◆ WRITTEN REQUEST:
Go through the lines below. Copy those with "this".

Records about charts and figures
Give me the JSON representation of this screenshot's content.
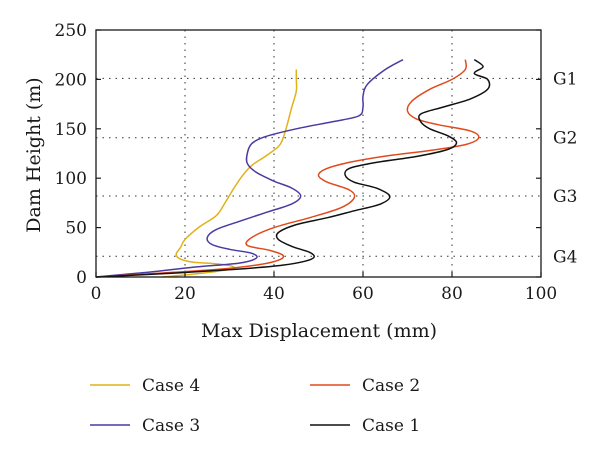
{
  "chart_data": {
    "type": "line",
    "xlabel": "Max Displacement (mm)",
    "ylabel": "Dam Height (m)",
    "xlim": [
      0,
      100
    ],
    "ylim": [
      0,
      250
    ],
    "xticks": [
      "0",
      "20",
      "40",
      "60",
      "80",
      "100"
    ],
    "yticks": [
      "0",
      "50",
      "100",
      "150",
      "200",
      "250"
    ],
    "grid": "dotted",
    "gallery_levels": [
      {
        "label": "G1",
        "y": 201
      },
      {
        "label": "G2",
        "y": 141
      },
      {
        "label": "G3",
        "y": 82
      },
      {
        "label": "G4",
        "y": 21
      }
    ],
    "series": [
      {
        "name": "Case 4",
        "color": "#e0b21a",
        "points": [
          [
            15,
            0
          ],
          [
            22,
            3
          ],
          [
            29,
            7
          ],
          [
            31,
            10
          ],
          [
            28,
            13
          ],
          [
            22,
            15
          ],
          [
            19,
            18
          ],
          [
            18,
            23
          ],
          [
            19,
            30
          ],
          [
            20,
            38
          ],
          [
            23,
            50
          ],
          [
            27,
            62
          ],
          [
            29,
            75
          ],
          [
            31,
            90
          ],
          [
            33,
            103
          ],
          [
            35,
            113
          ],
          [
            38,
            122
          ],
          [
            41,
            132
          ],
          [
            42,
            140
          ],
          [
            43,
            155
          ],
          [
            44,
            172
          ],
          [
            45,
            188
          ],
          [
            45,
            200
          ],
          [
            45,
            210
          ]
        ]
      },
      {
        "name": "Case 3",
        "color": "#4b3aa0",
        "points": [
          [
            0,
            0
          ],
          [
            12,
            5
          ],
          [
            22,
            10
          ],
          [
            32,
            14
          ],
          [
            36,
            19
          ],
          [
            35,
            24
          ],
          [
            30,
            28
          ],
          [
            26,
            33
          ],
          [
            25,
            40
          ],
          [
            27,
            48
          ],
          [
            32,
            56
          ],
          [
            38,
            65
          ],
          [
            44,
            74
          ],
          [
            46,
            82
          ],
          [
            44,
            90
          ],
          [
            40,
            97
          ],
          [
            36,
            106
          ],
          [
            34,
            115
          ],
          [
            34,
            125
          ],
          [
            35,
            135
          ],
          [
            38,
            142
          ],
          [
            45,
            150
          ],
          [
            53,
            157
          ],
          [
            59,
            163
          ],
          [
            60,
            172
          ],
          [
            60,
            183
          ],
          [
            61,
            195
          ],
          [
            65,
            210
          ],
          [
            69,
            220
          ]
        ]
      },
      {
        "name": "Case 2",
        "color": "#e04a1a",
        "points": [
          [
            0,
            0
          ],
          [
            15,
            4
          ],
          [
            28,
            8
          ],
          [
            36,
            12
          ],
          [
            41,
            17
          ],
          [
            42,
            22
          ],
          [
            39,
            27
          ],
          [
            34,
            32
          ],
          [
            35,
            40
          ],
          [
            40,
            50
          ],
          [
            48,
            60
          ],
          [
            55,
            70
          ],
          [
            58,
            80
          ],
          [
            57,
            88
          ],
          [
            52,
            96
          ],
          [
            50,
            103
          ],
          [
            52,
            110
          ],
          [
            58,
            117
          ],
          [
            66,
            123
          ],
          [
            75,
            128
          ],
          [
            83,
            134
          ],
          [
            86,
            141
          ],
          [
            84,
            148
          ],
          [
            77,
            154
          ],
          [
            72,
            160
          ],
          [
            70,
            168
          ],
          [
            71,
            178
          ],
          [
            75,
            190
          ],
          [
            80,
            200
          ],
          [
            83,
            210
          ],
          [
            83,
            220
          ]
        ]
      },
      {
        "name": "Case 1",
        "color": "#111111",
        "points": [
          [
            0,
            0
          ],
          [
            18,
            4
          ],
          [
            32,
            8
          ],
          [
            42,
            12
          ],
          [
            47,
            16
          ],
          [
            49,
            20
          ],
          [
            48,
            25
          ],
          [
            44,
            31
          ],
          [
            41,
            38
          ],
          [
            41,
            45
          ],
          [
            45,
            53
          ],
          [
            52,
            60
          ],
          [
            58,
            67
          ],
          [
            64,
            74
          ],
          [
            66,
            82
          ],
          [
            63,
            90
          ],
          [
            58,
            96
          ],
          [
            56,
            103
          ],
          [
            57,
            110
          ],
          [
            63,
            116
          ],
          [
            72,
            122
          ],
          [
            79,
            129
          ],
          [
            81,
            136
          ],
          [
            79,
            143
          ],
          [
            75,
            150
          ],
          [
            73,
            157
          ],
          [
            73,
            165
          ],
          [
            78,
            172
          ],
          [
            84,
            180
          ],
          [
            88,
            190
          ],
          [
            88,
            200
          ],
          [
            85,
            206
          ],
          [
            87,
            213
          ],
          [
            85,
            220
          ]
        ]
      }
    ]
  },
  "legend": [
    {
      "label": "Case 4",
      "color": "#e0b21a"
    },
    {
      "label": "Case 2",
      "color": "#e04a1a"
    },
    {
      "label": "Case 3",
      "color": "#4b3aa0"
    },
    {
      "label": "Case 1",
      "color": "#111111"
    }
  ]
}
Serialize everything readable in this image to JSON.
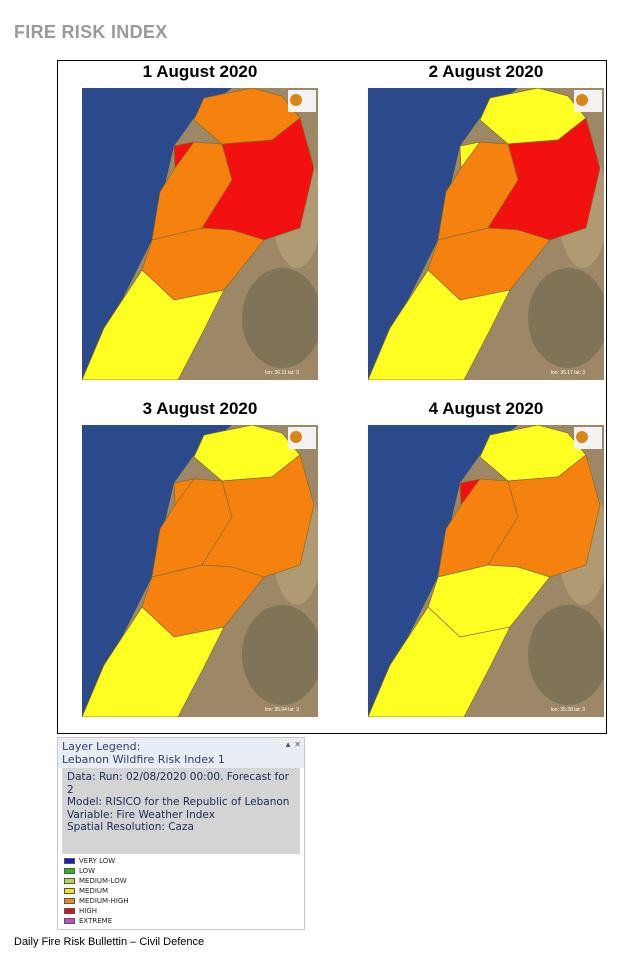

◆ RESPONSE TO THE TASK:
Give me the JSON representation of this screenshot's content.
Serialize everything readable in this image to JSON.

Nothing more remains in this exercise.